**What to work on**. Identify the lines holding "detecting" and copy them.

**Records for this task**.
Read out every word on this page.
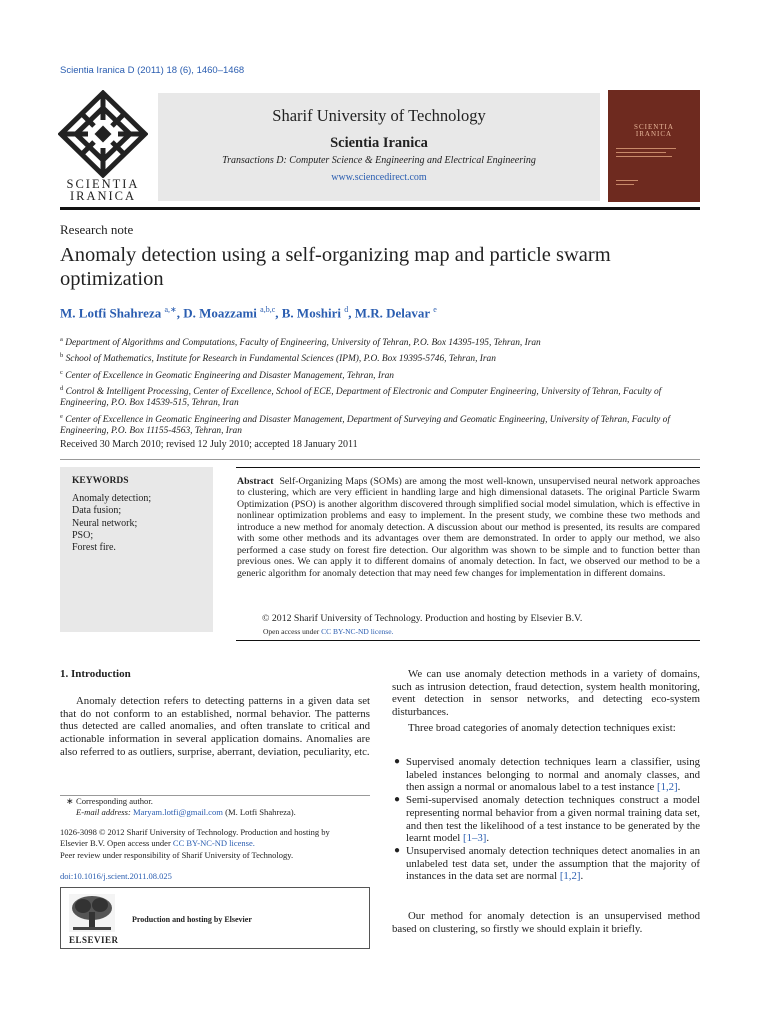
Scientia Iranica D (2011) 18 (6), 1460–1468
SCIENTIA
IRANICA
Sharif University of Technology
Scientia Iranica
Transactions D: Computer Science & Engineering and Electrical Engineering
www.sciencedirect.com
SCIENTIA
IRANICA
Research note
Anomaly detection using a self-organizing map and particle swarm optimization
M. Lotfi Shahreza $^{a,∗}$, D. Moazzami $^{a,b,c}$, B. Moshiri $^d$, M.R. Delavar $^e$
$^a$ Department of Algorithms and Computations, Faculty of Engineering, University of Tehran, P.O. Box 14395-195, Tehran, Iran
$^b$ School of Mathematics, Institute for Research in Fundamental Sciences (IPM), P.O. Box 19395-5746, Tehran, Iran
$^c$ Center of Excellence in Geomatic Engineering and Disaster Management, Tehran, Iran
$^d$ Control & Intelligent Processing, Center of Excellence, School of ECE, Department of Electronic and Computer Engineering, University of Tehran, Faculty of Engineering, P.O. Box 14539-515, Tehran, Iran
$^e$ Center of Excellence in Geomatic Engineering and Disaster Management, Department of Surveying and Geomatic Engineering, University of Tehran, Faculty of Engineering, P.O. Box 11155-4563, Tehran, Iran
Received 30 March 2010; revised 12 July 2010; accepted 18 January 2011
KEYWORDS
Anomaly detection;
Data fusion;
Neural network;
PSO;
Forest fire.
Abstract Self-Organizing Maps (SOMs) are among the most well-known, unsupervised neural network approaches to clustering, which are very efficient in handling large and high dimensional datasets. The original Particle Swarm Optimization (PSO) is another algorithm discovered through simplified social model simulation, which is effective in nonlinear optimization problems and easy to implement. In the present study, we combine these two methods and introduce a new method for anomaly detection. A discussion about our method is presented, its results are compared with some other methods and its advantages over them are demonstrated. In order to apply our method, we also performed a case study on forest fire detection. Our algorithm was shown to be simple and to function better than previous ones. We can apply it to different domains of anomaly detection. In fact, we observed our method to be a generic algorithm for anomaly detection that may need few changes for implementation in different domains.
© 2012 Sharif University of Technology. Production and hosting by Elsevier B.V.
Open access under CC BY-NC-ND license.
1. Introduction
Anomaly detection refers to detecting patterns in a given data set that do not conform to an established, normal behavior. The patterns thus detected are called anomalies, and often translate to critical and actionable information in several application domains. Anomalies are also referred to as outliers, surprise, aberrant, deviation, peculiarity, etc.
∗ Corresponding author.
E-mail address: Maryam.lotfi@gmail.com (M. Lotfi Shahreza).
1026-3098 © 2012 Sharif University of Technology. Production and hosting by
Elsevier B.V. Open access under CC BY-NC-ND license.
Peer review under responsibility of Sharif University of Technology.
doi:10.1016/j.scient.2011.08.025
ELSEVIER
Production and hosting by Elsevier
We can use anomaly detection methods in a variety of domains, such as intrusion detection, fraud detection, system health monitoring, event detection in sensor networks, and detecting eco-system disturbances.
Three broad categories of anomaly detection techniques exist:
● Supervised anomaly detection techniques learn a classifier, using labeled instances belonging to normal and anomaly classes, and then assign a normal or anomalous label to a test instance [1,2].
● Semi-supervised anomaly detection techniques construct a model representing normal behavior from a given normal training data set, and then test the likelihood of a test instance to be generated by the learnt model [1–3].
● Unsupervised anomaly detection techniques detect anomalies in an unlabeled test data set, under the assumption that the majority of instances in the data set are normal [1,2].
Our method for anomaly detection is an unsupervised method based on clustering, so firstly we should explain it briefly.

**Written answer**.
Anomaly detection refers to detecting patterns in a given data set that do not conform to an established, normal behavior. The patterns thus detected are called anomalies, and often translate to critical and actionable information in several application domains. Anomalies are also referred to as outliers, surprise, aberrant, deviation, peculiarity, etc.
We can use anomaly detection methods in a variety of domains, such as intrusion detection, fraud detection, system health monitoring, event detection in sensor networks, and detecting eco-system disturbances.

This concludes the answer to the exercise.